### RECORDS
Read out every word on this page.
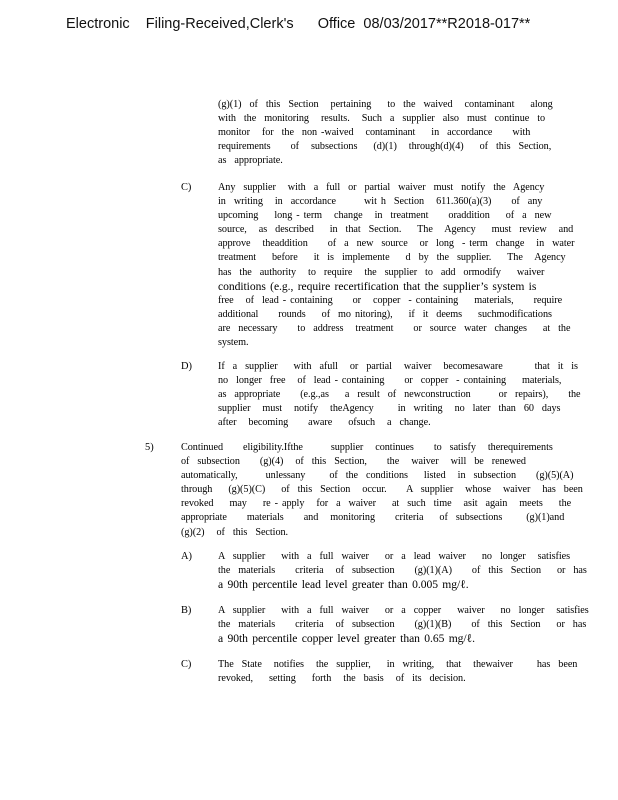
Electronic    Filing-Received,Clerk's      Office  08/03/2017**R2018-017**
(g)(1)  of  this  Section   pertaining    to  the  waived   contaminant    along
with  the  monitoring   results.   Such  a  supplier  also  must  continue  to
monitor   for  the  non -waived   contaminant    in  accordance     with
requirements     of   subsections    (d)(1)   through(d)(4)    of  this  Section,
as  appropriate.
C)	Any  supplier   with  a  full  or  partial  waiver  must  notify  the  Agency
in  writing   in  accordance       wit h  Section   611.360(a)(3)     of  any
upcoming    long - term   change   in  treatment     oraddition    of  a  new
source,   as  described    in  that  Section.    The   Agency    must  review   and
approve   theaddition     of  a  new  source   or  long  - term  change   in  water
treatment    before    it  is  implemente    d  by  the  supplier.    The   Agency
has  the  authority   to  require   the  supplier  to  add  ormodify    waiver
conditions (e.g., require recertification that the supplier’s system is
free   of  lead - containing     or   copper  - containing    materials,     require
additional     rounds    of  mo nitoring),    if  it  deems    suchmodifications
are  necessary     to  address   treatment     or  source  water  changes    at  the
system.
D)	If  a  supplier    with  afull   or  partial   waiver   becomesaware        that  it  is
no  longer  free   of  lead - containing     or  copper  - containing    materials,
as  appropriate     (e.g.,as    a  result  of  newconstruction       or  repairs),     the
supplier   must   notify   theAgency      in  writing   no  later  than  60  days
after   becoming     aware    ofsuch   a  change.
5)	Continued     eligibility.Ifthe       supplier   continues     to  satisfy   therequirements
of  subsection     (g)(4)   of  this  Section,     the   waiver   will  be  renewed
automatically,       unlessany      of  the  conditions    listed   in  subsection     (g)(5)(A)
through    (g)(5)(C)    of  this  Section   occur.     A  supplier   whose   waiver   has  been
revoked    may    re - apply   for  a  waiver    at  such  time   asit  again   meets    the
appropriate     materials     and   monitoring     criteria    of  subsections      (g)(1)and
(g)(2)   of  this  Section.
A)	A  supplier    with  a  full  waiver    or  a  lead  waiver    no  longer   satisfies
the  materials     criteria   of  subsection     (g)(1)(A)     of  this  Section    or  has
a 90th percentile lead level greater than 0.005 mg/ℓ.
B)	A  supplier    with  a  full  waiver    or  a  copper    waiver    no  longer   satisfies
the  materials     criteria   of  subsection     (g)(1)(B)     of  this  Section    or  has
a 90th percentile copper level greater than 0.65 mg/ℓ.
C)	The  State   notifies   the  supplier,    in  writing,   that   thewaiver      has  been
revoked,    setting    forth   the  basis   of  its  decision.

### REQUEST
Repeat the material above verbatim. Leave the pictures behind.

### COMPLETE RESPONSE
Read out every word on this page.
Electronic    Filing-Received,Clerk's      Office  08/03/2017**R2018-017**
(g)(1)  of  this  Section   pertaining    to  the  waived   contaminant    along
with  the  monitoring   results.   Such  a  supplier  also  must  continue  to
monitor   for  the  non -waived   contaminant    in  accordance     with
requirements     of   subsections    (d)(1)   through(d)(4)    of  this  Section,
as  appropriate.
C)	Any  supplier   with  a  full  or  partial  waiver  must  notify  the  Agency
in  writing   in  accordance       wit h  Section   611.360(a)(3)     of  any
upcoming    long - term   change   in  treatment     oraddition    of  a  new
source,   as  described    in  that  Section.    The   Agency    must  review   and
approve   theaddition     of  a  new  source   or  long  - term  change   in  water
treatment    before    it  is  implemente    d  by  the  supplier.    The   Agency
has  the  authority   to  require   the  supplier  to  add  ormodify    waiver
conditions (e.g., require recertification that the supplier’s system is
free   of  lead - containing     or   copper  - containing    materials,     require
additional     rounds    of  mo nitoring),    if  it  deems    suchmodifications
are  necessary     to  address   treatment     or  source  water  changes    at  the
system.
D)	If  a  supplier    with  afull   or  partial   waiver   becomesaware        that  it  is
no  longer  free   of  lead - containing     or  copper  - containing    materials,
as  appropriate     (e.g.,as    a  result  of  newconstruction       or  repairs),     the
supplier   must   notify   theAgency      in  writing   no  later  than  60  days
after   becoming     aware    ofsuch   a  change.
5)	Continued     eligibility.Ifthe       supplier   continues     to  satisfy   therequirements
of  subsection     (g)(4)   of  this  Section,     the   waiver   will  be  renewed
automatically,       unlessany      of  the  conditions    listed   in  subsection     (g)(5)(A)
through    (g)(5)(C)    of  this  Section   occur.     A  supplier   whose   waiver   has  been
revoked    may    re - apply   for  a  waiver    at  such  time   asit  again   meets    the
appropriate     materials     and   monitoring     criteria    of  subsections      (g)(1)and
(g)(2)   of  this  Section.
A)	A  supplier    with  a  full  waiver    or  a  lead  waiver    no  longer   satisfies
the  materials     criteria   of  subsection     (g)(1)(A)     of  this  Section    or  has
a 90th percentile lead level greater than 0.005 mg/ℓ.
B)	A  supplier    with  a  full  waiver    or  a  copper    waiver    no  longer   satisfies
the  materials     criteria   of  subsection     (g)(1)(B)     of  this  Section    or  has
a 90th percentile copper level greater than 0.65 mg/ℓ.
C)	The  State   notifies   the  supplier,    in  writing,   that   thewaiver      has  been
revoked,    setting    forth   the  basis   of  its  decision.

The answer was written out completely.